# The input:
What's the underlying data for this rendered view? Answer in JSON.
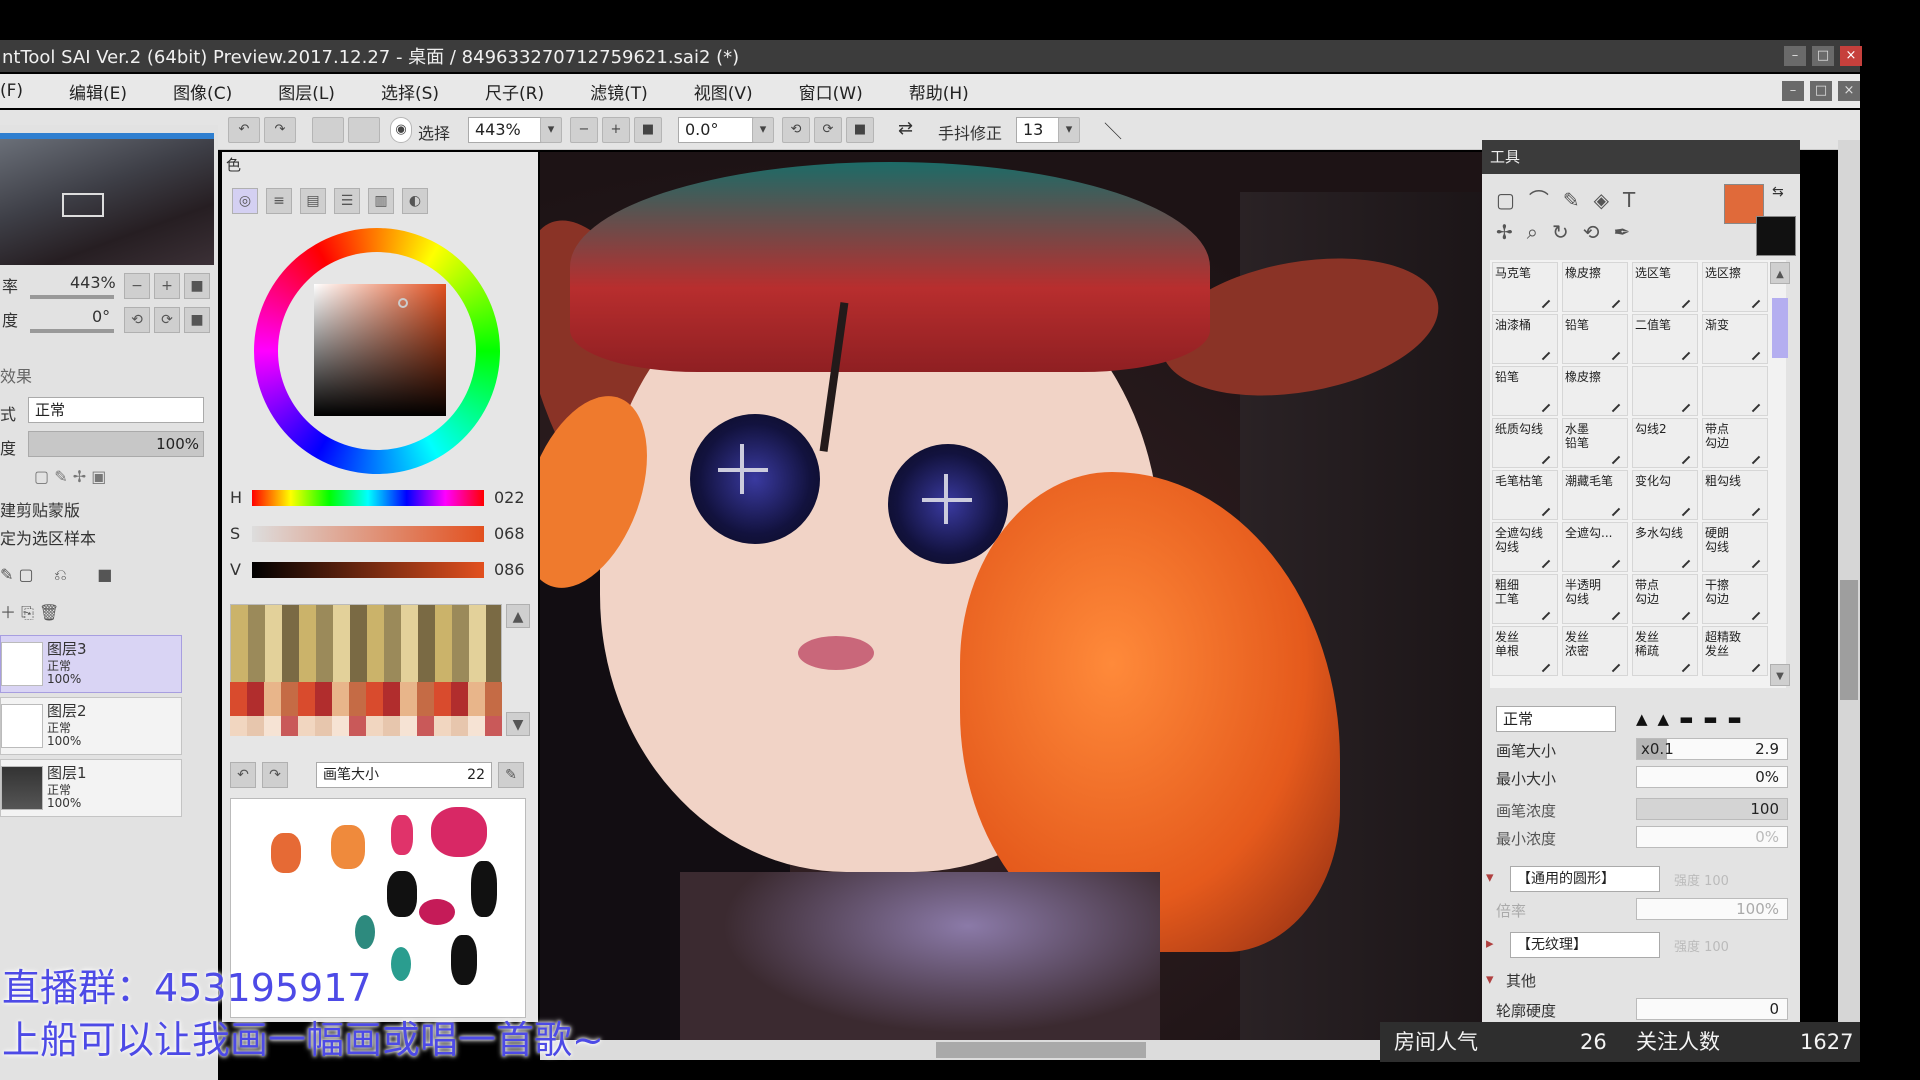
{
  "window": {
    "title": "ntTool SAI Ver.2 (64bit) Preview.2017.12.27 - 桌面 / 849633270712759621.sai2 (*)",
    "min_label": "–",
    "max_label": "□",
    "close_label": "×"
  },
  "menu": [
    "(F)",
    "编辑(E)",
    "图像(C)",
    "图层(L)",
    "选择(S)",
    "尺子(R)",
    "滤镜(T)",
    "视图(V)",
    "窗口(W)",
    "帮助(H)"
  ],
  "toolbar": {
    "select_label": "选择",
    "zoom": "443%",
    "angle": "0.0°",
    "stabilizer_label": "手抖修正",
    "stabilizer_value": "13"
  },
  "navigator": {
    "zoom_label": "率",
    "zoom_value": "443%",
    "angle_label": "度",
    "angle_value": "0°"
  },
  "layer_props": {
    "effect_label": "效果",
    "mode_label": "式",
    "mode_value": "正常",
    "opacity_label": "度",
    "opacity_value": "100%",
    "clip_label": "建剪贴蒙版",
    "sample_label": "定为选区样本"
  },
  "layers": [
    {
      "name": "图层3",
      "mode": "正常",
      "opacity": "100%",
      "selected": true
    },
    {
      "name": "图层2",
      "mode": "正常",
      "opacity": "100%",
      "selected": false
    },
    {
      "name": "图层1",
      "mode": "正常",
      "opacity": "100%",
      "selected": false
    }
  ],
  "color_panel": {
    "title": "色",
    "h_label": "H",
    "h_value": "022",
    "s_label": "S",
    "s_value": "068",
    "v_label": "V",
    "v_value": "086",
    "scratch_label": "画笔大小",
    "scratch_value": "22",
    "current_color": "#e06a3a",
    "secondary_color": "#111111"
  },
  "tool_panel": {
    "title": "工具",
    "tools": [
      "马克笔",
      "橡皮擦",
      "选区笔",
      "选区擦",
      "油漆桶",
      "铅笔",
      "二值笔",
      "渐变",
      "铅笔",
      "橡皮擦",
      "",
      "",
      "纸质勾线",
      "水墨\n铅笔",
      "勾线2",
      "带点\n勾边",
      "毛笔枯笔",
      "潮藏毛笔",
      "变化勾",
      "粗勾线",
      "全遮勾线\n勾线",
      "全遮勾...",
      "多水勾线",
      "硬朗\n勾线",
      "粗细\n工笔",
      "半透明\n勾线",
      "带点\n勾边",
      "干擦\n勾边",
      "发丝\n单根",
      "发丝\n浓密",
      "发丝\n稀疏",
      "超精致\n发丝"
    ],
    "blend_mode": "正常",
    "brush_size_label": "画笔大小",
    "brush_size_mult": "x0.1",
    "brush_size_value": "2.9",
    "min_size_label": "最小大小",
    "min_size_value": "0%",
    "density_label": "画笔浓度",
    "density_value": "100",
    "min_density_label": "最小浓度",
    "min_density_value": "0%",
    "shape_label": "【通用的圆形】",
    "shape_strength": "强度 100",
    "rate_label": "倍率",
    "rate_value": "100%",
    "texture_label": "【无纹理】",
    "texture_strength": "强度 100",
    "other_label": "其他",
    "edge_label": "轮廓硬度",
    "edge_value": "0"
  },
  "stream_overlay": {
    "line1": "直播群：453195917",
    "line2": "上船可以让我画一幅画或唱一首歌~",
    "popularity_label": "房间人气",
    "popularity_value": "26",
    "followers_label": "关注人数",
    "followers_value": "1627"
  }
}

# Written problem:
In your copy of the records, include no pictures; repeat everything else exactly.

# Expected answer:
What's the underlying data for this rendered view? Answer in JSON.
{
  "window": {
    "title": "ntTool SAI Ver.2 (64bit) Preview.2017.12.27 - 桌面 / 849633270712759621.sai2 (*)",
    "min_label": "–",
    "max_label": "□",
    "close_label": "×"
  },
  "menu": [
    "(F)",
    "编辑(E)",
    "图像(C)",
    "图层(L)",
    "选择(S)",
    "尺子(R)",
    "滤镜(T)",
    "视图(V)",
    "窗口(W)",
    "帮助(H)"
  ],
  "toolbar": {
    "select_label": "选择",
    "zoom": "443%",
    "angle": "0.0°",
    "stabilizer_label": "手抖修正",
    "stabilizer_value": "13"
  },
  "navigator": {
    "zoom_label": "率",
    "zoom_value": "443%",
    "angle_label": "度",
    "angle_value": "0°"
  },
  "layer_props": {
    "effect_label": "效果",
    "mode_label": "式",
    "mode_value": "正常",
    "opacity_label": "度",
    "opacity_value": "100%",
    "clip_label": "建剪贴蒙版",
    "sample_label": "定为选区样本"
  },
  "layers": [
    {
      "name": "图层3",
      "mode": "正常",
      "opacity": "100%",
      "selected": true
    },
    {
      "name": "图层2",
      "mode": "正常",
      "opacity": "100%",
      "selected": false
    },
    {
      "name": "图层1",
      "mode": "正常",
      "opacity": "100%",
      "selected": false
    }
  ],
  "color_panel": {
    "title": "色",
    "h_label": "H",
    "h_value": "022",
    "s_label": "S",
    "s_value": "068",
    "v_label": "V",
    "v_value": "086",
    "scratch_label": "画笔大小",
    "scratch_value": "22",
    "current_color": "#e06a3a",
    "secondary_color": "#111111"
  },
  "tool_panel": {
    "title": "工具",
    "tools": [
      "马克笔",
      "橡皮擦",
      "选区笔",
      "选区擦",
      "油漆桶",
      "铅笔",
      "二值笔",
      "渐变",
      "铅笔",
      "橡皮擦",
      "",
      "",
      "纸质勾线",
      "水墨\n铅笔",
      "勾线2",
      "带点\n勾边",
      "毛笔枯笔",
      "潮藏毛笔",
      "变化勾",
      "粗勾线",
      "全遮勾线\n勾线",
      "全遮勾...",
      "多水勾线",
      "硬朗\n勾线",
      "粗细\n工笔",
      "半透明\n勾线",
      "带点\n勾边",
      "干擦\n勾边",
      "发丝\n单根",
      "发丝\n浓密",
      "发丝\n稀疏",
      "超精致\n发丝"
    ],
    "blend_mode": "正常",
    "brush_size_label": "画笔大小",
    "brush_size_mult": "x0.1",
    "brush_size_value": "2.9",
    "min_size_label": "最小大小",
    "min_size_value": "0%",
    "density_label": "画笔浓度",
    "density_value": "100",
    "min_density_label": "最小浓度",
    "min_density_value": "0%",
    "shape_label": "【通用的圆形】",
    "shape_strength": "强度 100",
    "rate_label": "倍率",
    "rate_value": "100%",
    "texture_label": "【无纹理】",
    "texture_strength": "强度 100",
    "other_label": "其他",
    "edge_label": "轮廓硬度",
    "edge_value": "0"
  },
  "stream_overlay": {
    "line1": "直播群：453195917",
    "line2": "上船可以让我画一幅画或唱一首歌~",
    "popularity_label": "房间人气",
    "popularity_value": "26",
    "followers_label": "关注人数",
    "followers_value": "1627"
  }
}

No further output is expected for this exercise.